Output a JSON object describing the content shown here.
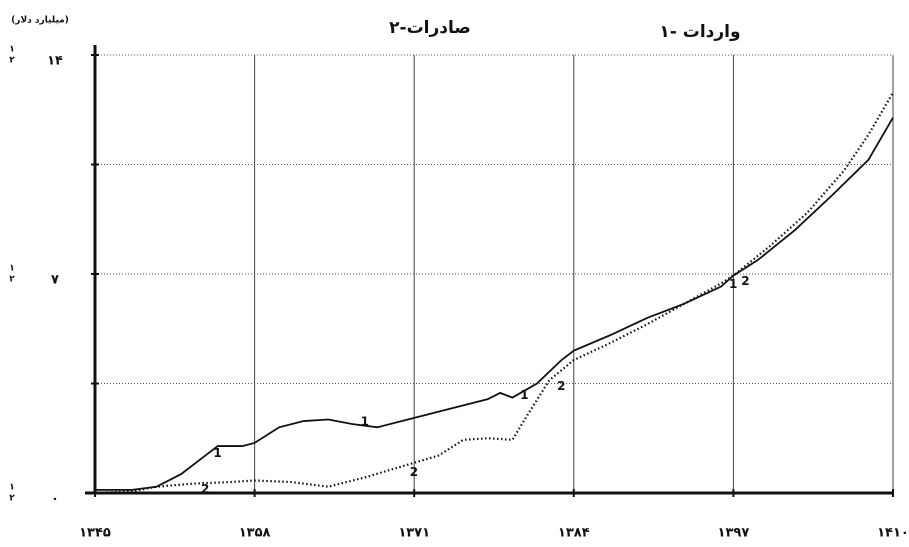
{
  "chart_data": {
    "type": "line",
    "unit_label": "(میلیارد دلار)",
    "axis_series_marks": [
      "۱",
      "۲"
    ],
    "x": [
      1345,
      1348,
      1350,
      1352,
      1354,
      1355,
      1357,
      1358,
      1360,
      1362,
      1364,
      1366,
      1368,
      1370,
      1371,
      1374,
      1377,
      1378,
      1379,
      1381,
      1383,
      1384,
      1387,
      1390,
      1393,
      1396,
      1397,
      1399,
      1402,
      1405,
      1408,
      1410
    ],
    "xlim": [
      1345,
      1410
    ],
    "xticks": [
      {
        "value": 1345,
        "label": "۱۳۴۵"
      },
      {
        "value": 1358,
        "label": "۱۳۵۸"
      },
      {
        "value": 1371,
        "label": "۱۳۷۱"
      },
      {
        "value": 1384,
        "label": "۱۳۸۴"
      },
      {
        "value": 1397,
        "label": "۱۳۹۷"
      },
      {
        "value": 1410,
        "label": "۱۴۱۰"
      }
    ],
    "ylim": [
      0,
      14
    ],
    "yticks": [
      {
        "value": 0,
        "label": "۰"
      },
      {
        "value": 3.5,
        "label": null
      },
      {
        "value": 7,
        "label": "۷"
      },
      {
        "value": 10.5,
        "label": null
      },
      {
        "value": 14,
        "label": "۱۴"
      }
    ],
    "grid": true,
    "series": [
      {
        "name": "۱- واردات",
        "marker": "1",
        "color": "#111111",
        "dash": "solid",
        "x": [
          1345,
          1348,
          1350,
          1352,
          1354,
          1355,
          1357,
          1358,
          1360,
          1362,
          1364,
          1366,
          1368,
          1370,
          1371,
          1374,
          1377,
          1378,
          1379,
          1381,
          1383,
          1384,
          1387,
          1390,
          1393,
          1396,
          1397,
          1399,
          1402,
          1405,
          1408,
          1410
        ],
        "values": [
          0.1,
          0.1,
          0.2,
          0.6,
          1.2,
          1.5,
          1.5,
          1.6,
          2.1,
          2.3,
          2.35,
          2.2,
          2.1,
          2.3,
          2.4,
          2.7,
          3.0,
          3.2,
          3.05,
          3.5,
          4.25,
          4.55,
          5.05,
          5.6,
          6.05,
          6.6,
          6.95,
          7.45,
          8.4,
          9.5,
          10.65,
          12.0
        ]
      },
      {
        "name": "۲-صادرات",
        "marker": "2",
        "color": "#111111",
        "dash": "dotted",
        "x": [
          1345,
          1348,
          1350,
          1353,
          1356,
          1358,
          1361,
          1364,
          1367,
          1370,
          1373,
          1375,
          1377,
          1379,
          1380,
          1382,
          1384,
          1387,
          1390,
          1393,
          1396,
          1397,
          1400,
          1403,
          1406,
          1408,
          1410
        ],
        "values": [
          0,
          0.05,
          0.2,
          0.3,
          0.35,
          0.4,
          0.35,
          0.2,
          0.5,
          0.85,
          1.2,
          1.7,
          1.75,
          1.7,
          2.35,
          3.6,
          4.25,
          4.8,
          5.4,
          6.05,
          6.7,
          6.95,
          7.9,
          8.95,
          10.3,
          11.45,
          12.8
        ]
      }
    ]
  }
}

» **Stated goal**:
Pictures are excluded; output everything else in the data verbatim.

» **Complete answer**:
Output a JSON object describing the content shown here.
{
  "chart_data": {
    "type": "line",
    "unit_label": "(میلیارد دلار)",
    "axis_series_marks": [
      "۱",
      "۲"
    ],
    "x": [
      1345,
      1348,
      1350,
      1352,
      1354,
      1355,
      1357,
      1358,
      1360,
      1362,
      1364,
      1366,
      1368,
      1370,
      1371,
      1374,
      1377,
      1378,
      1379,
      1381,
      1383,
      1384,
      1387,
      1390,
      1393,
      1396,
      1397,
      1399,
      1402,
      1405,
      1408,
      1410
    ],
    "xlim": [
      1345,
      1410
    ],
    "xticks": [
      {
        "value": 1345,
        "label": "۱۳۴۵"
      },
      {
        "value": 1358,
        "label": "۱۳۵۸"
      },
      {
        "value": 1371,
        "label": "۱۳۷۱"
      },
      {
        "value": 1384,
        "label": "۱۳۸۴"
      },
      {
        "value": 1397,
        "label": "۱۳۹۷"
      },
      {
        "value": 1410,
        "label": "۱۴۱۰"
      }
    ],
    "ylim": [
      0,
      14
    ],
    "yticks": [
      {
        "value": 0,
        "label": "۰"
      },
      {
        "value": 3.5,
        "label": null
      },
      {
        "value": 7,
        "label": "۷"
      },
      {
        "value": 10.5,
        "label": null
      },
      {
        "value": 14,
        "label": "۱۴"
      }
    ],
    "grid": true,
    "series": [
      {
        "name": "۱- واردات",
        "marker": "1",
        "color": "#111111",
        "dash": "solid",
        "x": [
          1345,
          1348,
          1350,
          1352,
          1354,
          1355,
          1357,
          1358,
          1360,
          1362,
          1364,
          1366,
          1368,
          1370,
          1371,
          1374,
          1377,
          1378,
          1379,
          1381,
          1383,
          1384,
          1387,
          1390,
          1393,
          1396,
          1397,
          1399,
          1402,
          1405,
          1408,
          1410
        ],
        "values": [
          0.1,
          0.1,
          0.2,
          0.6,
          1.2,
          1.5,
          1.5,
          1.6,
          2.1,
          2.3,
          2.35,
          2.2,
          2.1,
          2.3,
          2.4,
          2.7,
          3.0,
          3.2,
          3.05,
          3.5,
          4.25,
          4.55,
          5.05,
          5.6,
          6.05,
          6.6,
          6.95,
          7.45,
          8.4,
          9.5,
          10.65,
          12.0
        ]
      },
      {
        "name": "۲-صادرات",
        "marker": "2",
        "color": "#111111",
        "dash": "dotted",
        "x": [
          1345,
          1348,
          1350,
          1353,
          1356,
          1358,
          1361,
          1364,
          1367,
          1370,
          1373,
          1375,
          1377,
          1379,
          1380,
          1382,
          1384,
          1387,
          1390,
          1393,
          1396,
          1397,
          1400,
          1403,
          1406,
          1408,
          1410
        ],
        "values": [
          0,
          0.05,
          0.2,
          0.3,
          0.35,
          0.4,
          0.35,
          0.2,
          0.5,
          0.85,
          1.2,
          1.7,
          1.75,
          1.7,
          2.35,
          3.6,
          4.25,
          4.8,
          5.4,
          6.05,
          6.7,
          6.95,
          7.9,
          8.95,
          10.3,
          11.45,
          12.8
        ]
      }
    ]
  }
}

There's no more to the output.